Stated task
Keep the pictures out of the copy and repeat the records exactly.

Records from a data collection:
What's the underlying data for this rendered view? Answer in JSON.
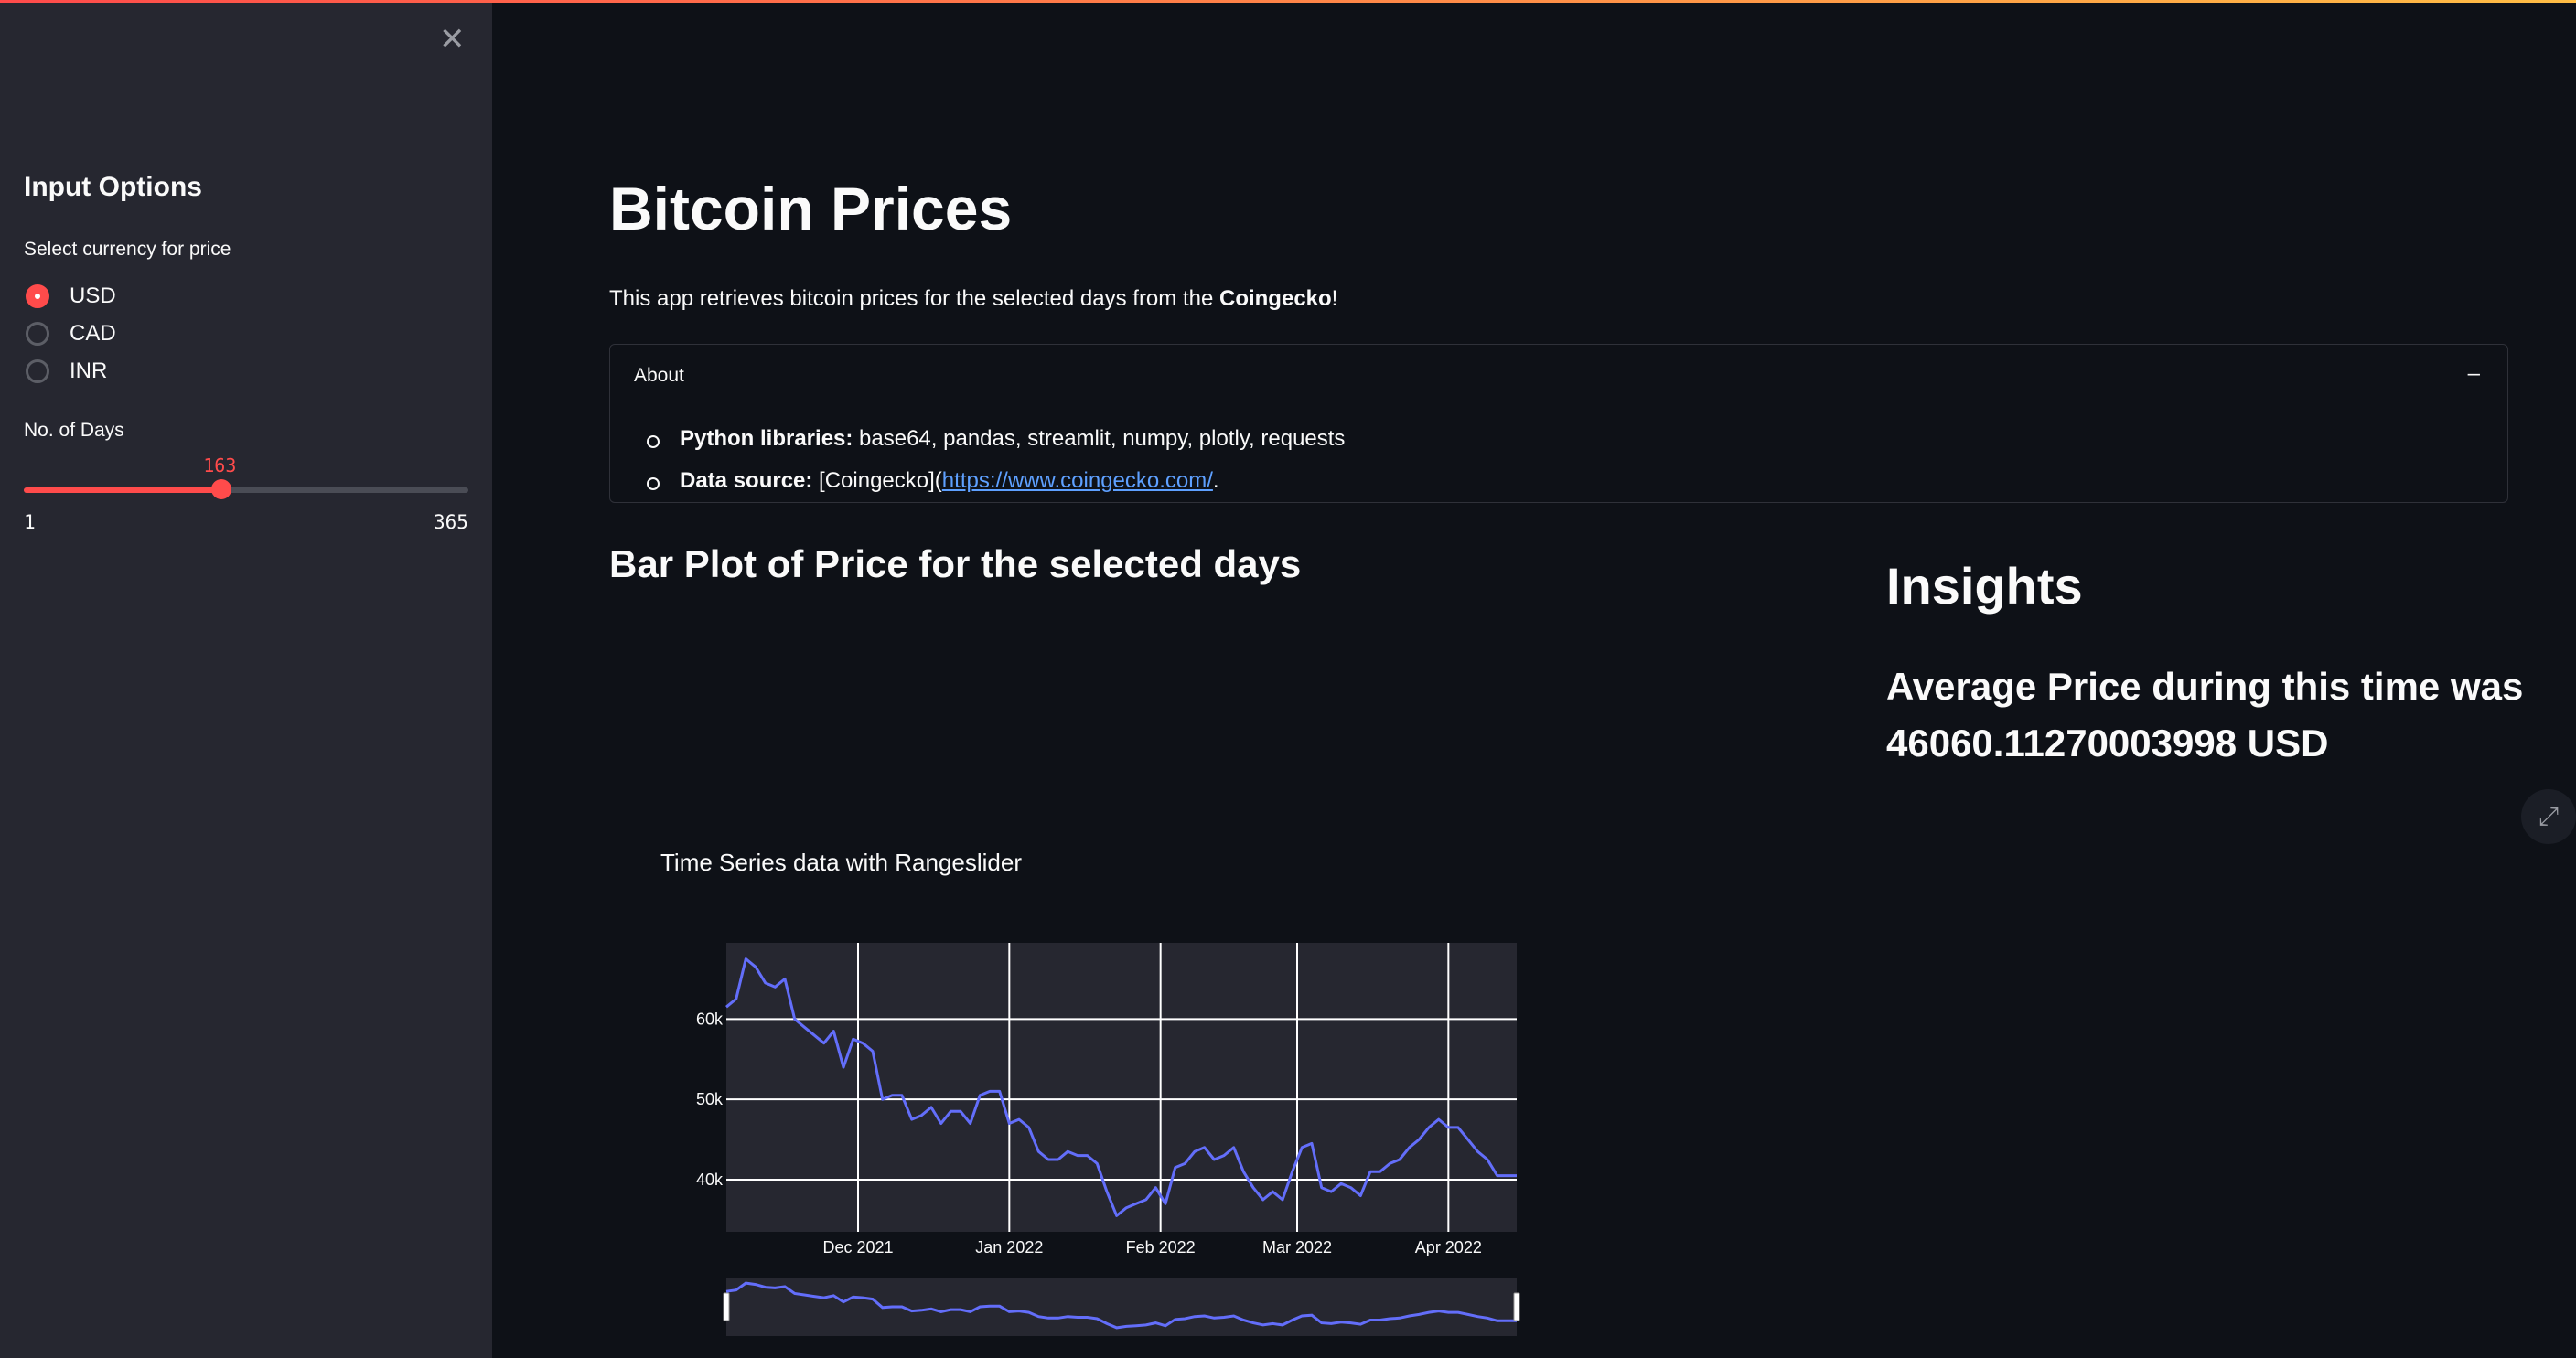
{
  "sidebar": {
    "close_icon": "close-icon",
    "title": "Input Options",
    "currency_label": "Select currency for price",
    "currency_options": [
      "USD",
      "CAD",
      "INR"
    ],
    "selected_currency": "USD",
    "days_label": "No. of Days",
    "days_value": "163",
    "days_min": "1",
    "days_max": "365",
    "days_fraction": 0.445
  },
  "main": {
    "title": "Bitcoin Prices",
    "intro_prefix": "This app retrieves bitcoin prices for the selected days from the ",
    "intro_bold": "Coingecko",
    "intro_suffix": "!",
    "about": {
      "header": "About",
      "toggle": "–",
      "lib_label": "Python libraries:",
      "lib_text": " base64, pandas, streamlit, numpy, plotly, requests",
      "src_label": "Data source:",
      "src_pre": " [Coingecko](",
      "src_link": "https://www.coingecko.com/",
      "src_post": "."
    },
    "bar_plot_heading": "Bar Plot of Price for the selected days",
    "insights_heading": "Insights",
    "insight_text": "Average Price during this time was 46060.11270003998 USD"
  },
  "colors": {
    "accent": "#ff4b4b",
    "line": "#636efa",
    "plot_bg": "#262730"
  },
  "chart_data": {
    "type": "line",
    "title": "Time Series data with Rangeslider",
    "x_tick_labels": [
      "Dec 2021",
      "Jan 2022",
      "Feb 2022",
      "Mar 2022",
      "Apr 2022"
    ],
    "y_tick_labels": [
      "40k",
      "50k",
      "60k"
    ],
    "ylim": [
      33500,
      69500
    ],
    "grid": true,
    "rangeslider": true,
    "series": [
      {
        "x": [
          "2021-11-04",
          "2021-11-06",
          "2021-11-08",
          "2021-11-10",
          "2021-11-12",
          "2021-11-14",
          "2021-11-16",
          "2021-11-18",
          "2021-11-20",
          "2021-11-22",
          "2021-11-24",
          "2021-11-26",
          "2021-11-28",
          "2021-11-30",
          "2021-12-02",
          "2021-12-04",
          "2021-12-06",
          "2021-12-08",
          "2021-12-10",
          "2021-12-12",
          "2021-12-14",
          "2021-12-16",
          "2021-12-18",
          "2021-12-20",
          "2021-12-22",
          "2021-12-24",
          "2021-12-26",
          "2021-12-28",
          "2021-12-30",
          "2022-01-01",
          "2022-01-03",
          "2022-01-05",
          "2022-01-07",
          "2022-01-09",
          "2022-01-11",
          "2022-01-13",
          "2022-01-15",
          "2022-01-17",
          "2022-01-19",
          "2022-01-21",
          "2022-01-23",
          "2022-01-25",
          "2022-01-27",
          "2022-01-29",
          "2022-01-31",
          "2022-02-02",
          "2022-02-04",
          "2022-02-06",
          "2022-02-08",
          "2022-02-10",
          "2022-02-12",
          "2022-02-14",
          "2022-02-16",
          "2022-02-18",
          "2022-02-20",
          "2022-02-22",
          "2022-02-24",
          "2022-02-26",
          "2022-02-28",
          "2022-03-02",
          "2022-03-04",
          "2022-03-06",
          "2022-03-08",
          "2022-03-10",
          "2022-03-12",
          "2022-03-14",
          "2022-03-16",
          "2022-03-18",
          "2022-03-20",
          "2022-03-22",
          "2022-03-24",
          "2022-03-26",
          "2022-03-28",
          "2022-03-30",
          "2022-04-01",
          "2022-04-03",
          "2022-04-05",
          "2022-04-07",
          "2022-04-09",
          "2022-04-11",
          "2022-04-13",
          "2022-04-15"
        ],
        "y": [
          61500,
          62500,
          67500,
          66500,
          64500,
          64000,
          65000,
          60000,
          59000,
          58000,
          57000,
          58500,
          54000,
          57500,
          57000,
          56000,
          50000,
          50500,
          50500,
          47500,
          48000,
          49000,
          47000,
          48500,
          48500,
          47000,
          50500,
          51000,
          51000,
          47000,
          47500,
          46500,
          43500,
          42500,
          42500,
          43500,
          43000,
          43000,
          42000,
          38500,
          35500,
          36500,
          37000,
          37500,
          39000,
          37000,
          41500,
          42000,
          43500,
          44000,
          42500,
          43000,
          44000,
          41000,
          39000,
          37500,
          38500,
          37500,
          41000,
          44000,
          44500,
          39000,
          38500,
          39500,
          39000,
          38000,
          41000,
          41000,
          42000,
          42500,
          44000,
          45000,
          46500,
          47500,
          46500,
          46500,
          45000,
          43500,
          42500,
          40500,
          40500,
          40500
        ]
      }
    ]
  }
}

Result of this exercise
What's the underlying data for this rendered view? Answer in JSON.
{
  "sidebar": {
    "close_icon": "close-icon",
    "title": "Input Options",
    "currency_label": "Select currency for price",
    "currency_options": [
      "USD",
      "CAD",
      "INR"
    ],
    "selected_currency": "USD",
    "days_label": "No. of Days",
    "days_value": "163",
    "days_min": "1",
    "days_max": "365",
    "days_fraction": 0.445
  },
  "main": {
    "title": "Bitcoin Prices",
    "intro_prefix": "This app retrieves bitcoin prices for the selected days from the ",
    "intro_bold": "Coingecko",
    "intro_suffix": "!",
    "about": {
      "header": "About",
      "toggle": "–",
      "lib_label": "Python libraries:",
      "lib_text": " base64, pandas, streamlit, numpy, plotly, requests",
      "src_label": "Data source:",
      "src_pre": " [Coingecko](",
      "src_link": "https://www.coingecko.com/",
      "src_post": "."
    },
    "bar_plot_heading": "Bar Plot of Price for the selected days",
    "insights_heading": "Insights",
    "insight_text": "Average Price during this time was 46060.11270003998 USD"
  },
  "colors": {
    "accent": "#ff4b4b",
    "line": "#636efa",
    "plot_bg": "#262730"
  },
  "chart_data": {
    "type": "line",
    "title": "Time Series data with Rangeslider",
    "x_tick_labels": [
      "Dec 2021",
      "Jan 2022",
      "Feb 2022",
      "Mar 2022",
      "Apr 2022"
    ],
    "y_tick_labels": [
      "40k",
      "50k",
      "60k"
    ],
    "ylim": [
      33500,
      69500
    ],
    "grid": true,
    "rangeslider": true,
    "series": [
      {
        "x": [
          "2021-11-04",
          "2021-11-06",
          "2021-11-08",
          "2021-11-10",
          "2021-11-12",
          "2021-11-14",
          "2021-11-16",
          "2021-11-18",
          "2021-11-20",
          "2021-11-22",
          "2021-11-24",
          "2021-11-26",
          "2021-11-28",
          "2021-11-30",
          "2021-12-02",
          "2021-12-04",
          "2021-12-06",
          "2021-12-08",
          "2021-12-10",
          "2021-12-12",
          "2021-12-14",
          "2021-12-16",
          "2021-12-18",
          "2021-12-20",
          "2021-12-22",
          "2021-12-24",
          "2021-12-26",
          "2021-12-28",
          "2021-12-30",
          "2022-01-01",
          "2022-01-03",
          "2022-01-05",
          "2022-01-07",
          "2022-01-09",
          "2022-01-11",
          "2022-01-13",
          "2022-01-15",
          "2022-01-17",
          "2022-01-19",
          "2022-01-21",
          "2022-01-23",
          "2022-01-25",
          "2022-01-27",
          "2022-01-29",
          "2022-01-31",
          "2022-02-02",
          "2022-02-04",
          "2022-02-06",
          "2022-02-08",
          "2022-02-10",
          "2022-02-12",
          "2022-02-14",
          "2022-02-16",
          "2022-02-18",
          "2022-02-20",
          "2022-02-22",
          "2022-02-24",
          "2022-02-26",
          "2022-02-28",
          "2022-03-02",
          "2022-03-04",
          "2022-03-06",
          "2022-03-08",
          "2022-03-10",
          "2022-03-12",
          "2022-03-14",
          "2022-03-16",
          "2022-03-18",
          "2022-03-20",
          "2022-03-22",
          "2022-03-24",
          "2022-03-26",
          "2022-03-28",
          "2022-03-30",
          "2022-04-01",
          "2022-04-03",
          "2022-04-05",
          "2022-04-07",
          "2022-04-09",
          "2022-04-11",
          "2022-04-13",
          "2022-04-15"
        ],
        "y": [
          61500,
          62500,
          67500,
          66500,
          64500,
          64000,
          65000,
          60000,
          59000,
          58000,
          57000,
          58500,
          54000,
          57500,
          57000,
          56000,
          50000,
          50500,
          50500,
          47500,
          48000,
          49000,
          47000,
          48500,
          48500,
          47000,
          50500,
          51000,
          51000,
          47000,
          47500,
          46500,
          43500,
          42500,
          42500,
          43500,
          43000,
          43000,
          42000,
          38500,
          35500,
          36500,
          37000,
          37500,
          39000,
          37000,
          41500,
          42000,
          43500,
          44000,
          42500,
          43000,
          44000,
          41000,
          39000,
          37500,
          38500,
          37500,
          41000,
          44000,
          44500,
          39000,
          38500,
          39500,
          39000,
          38000,
          41000,
          41000,
          42000,
          42500,
          44000,
          45000,
          46500,
          47500,
          46500,
          46500,
          45000,
          43500,
          42500,
          40500,
          40500,
          40500
        ]
      }
    ]
  }
}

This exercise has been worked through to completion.